--- start of Data for the task ---
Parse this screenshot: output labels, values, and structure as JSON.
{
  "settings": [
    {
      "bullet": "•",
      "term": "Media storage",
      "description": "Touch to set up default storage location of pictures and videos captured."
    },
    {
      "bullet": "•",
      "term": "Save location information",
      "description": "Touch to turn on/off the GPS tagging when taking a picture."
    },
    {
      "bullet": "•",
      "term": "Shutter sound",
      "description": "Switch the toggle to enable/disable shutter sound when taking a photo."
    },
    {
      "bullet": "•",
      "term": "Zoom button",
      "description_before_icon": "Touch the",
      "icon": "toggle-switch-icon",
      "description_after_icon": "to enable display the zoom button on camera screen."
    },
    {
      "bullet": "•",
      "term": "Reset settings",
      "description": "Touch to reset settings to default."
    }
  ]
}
--- end of Data for the task ---
--- start of Data for the task ---
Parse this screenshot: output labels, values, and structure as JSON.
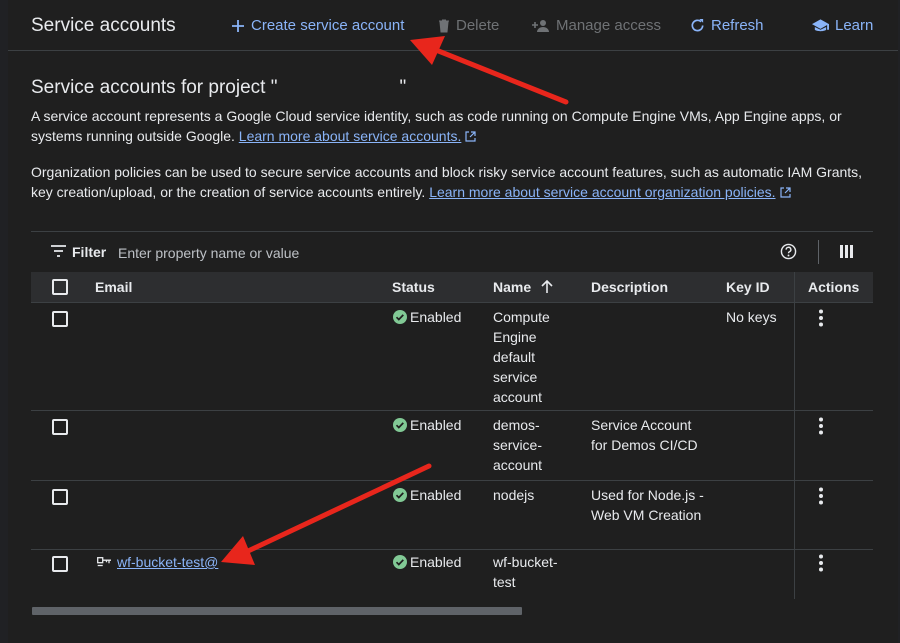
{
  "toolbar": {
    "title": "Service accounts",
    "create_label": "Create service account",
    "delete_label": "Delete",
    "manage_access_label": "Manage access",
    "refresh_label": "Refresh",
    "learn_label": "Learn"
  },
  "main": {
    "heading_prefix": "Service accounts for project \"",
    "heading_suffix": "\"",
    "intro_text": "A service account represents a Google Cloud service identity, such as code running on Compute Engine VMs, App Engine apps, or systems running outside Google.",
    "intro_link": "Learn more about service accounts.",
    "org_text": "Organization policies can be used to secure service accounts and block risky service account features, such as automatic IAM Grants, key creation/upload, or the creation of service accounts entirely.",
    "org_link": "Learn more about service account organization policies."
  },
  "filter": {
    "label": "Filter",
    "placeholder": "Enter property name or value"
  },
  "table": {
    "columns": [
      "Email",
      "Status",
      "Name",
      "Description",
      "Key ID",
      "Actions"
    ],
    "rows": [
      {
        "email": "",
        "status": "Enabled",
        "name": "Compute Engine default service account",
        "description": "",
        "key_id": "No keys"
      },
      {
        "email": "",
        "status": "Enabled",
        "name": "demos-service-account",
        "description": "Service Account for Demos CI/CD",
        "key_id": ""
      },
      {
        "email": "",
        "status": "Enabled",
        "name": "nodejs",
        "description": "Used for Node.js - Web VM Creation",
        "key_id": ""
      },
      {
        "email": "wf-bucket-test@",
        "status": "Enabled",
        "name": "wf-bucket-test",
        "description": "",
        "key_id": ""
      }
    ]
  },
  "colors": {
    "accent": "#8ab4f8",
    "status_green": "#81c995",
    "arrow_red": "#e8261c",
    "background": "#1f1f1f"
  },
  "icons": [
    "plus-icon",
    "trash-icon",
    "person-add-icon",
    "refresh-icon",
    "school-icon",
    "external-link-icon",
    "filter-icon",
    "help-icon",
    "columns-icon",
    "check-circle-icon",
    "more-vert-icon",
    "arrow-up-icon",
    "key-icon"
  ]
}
--- end of Data for the task ---
— Exercise details —
Tally the lines of the material above that contain the word "policies" and report the total alone.

— Written solution —
2